▸ **Stored records**
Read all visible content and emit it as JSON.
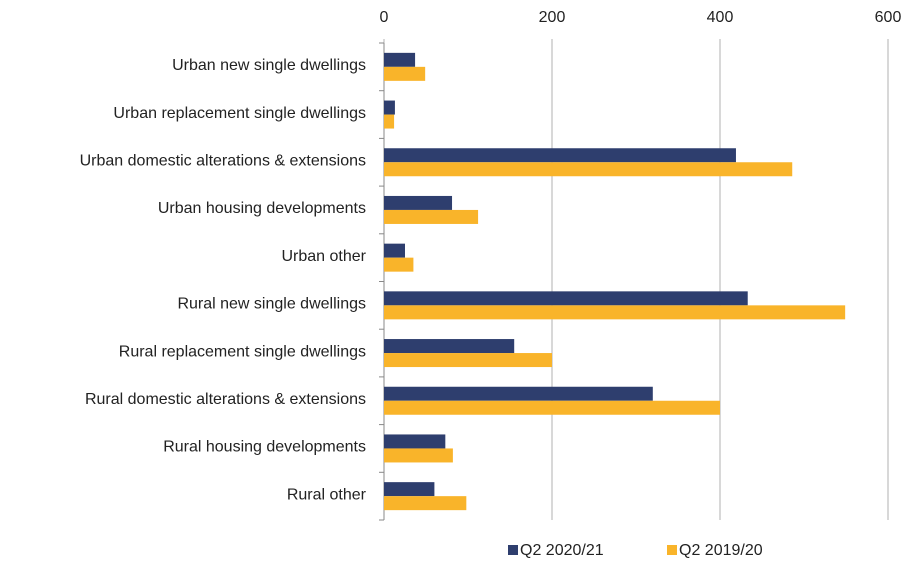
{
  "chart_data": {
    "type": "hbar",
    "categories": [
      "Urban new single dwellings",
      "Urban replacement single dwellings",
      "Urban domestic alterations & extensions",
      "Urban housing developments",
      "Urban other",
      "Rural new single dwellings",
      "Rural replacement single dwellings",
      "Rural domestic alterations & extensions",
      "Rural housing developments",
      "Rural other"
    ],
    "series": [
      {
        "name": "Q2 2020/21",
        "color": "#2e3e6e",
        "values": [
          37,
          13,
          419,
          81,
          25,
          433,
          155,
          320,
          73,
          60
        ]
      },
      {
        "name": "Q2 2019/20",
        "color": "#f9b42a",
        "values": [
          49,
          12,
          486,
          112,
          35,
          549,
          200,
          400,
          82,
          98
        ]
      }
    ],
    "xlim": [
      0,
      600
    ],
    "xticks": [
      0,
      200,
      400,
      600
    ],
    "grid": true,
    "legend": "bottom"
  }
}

▸ **Problem to solve**
Show every line of the records above that contains the word "domestic".

▸ **Exercise output**
      "Urban domestic alterations & extensions",
      "Rural domestic alterations & extensions",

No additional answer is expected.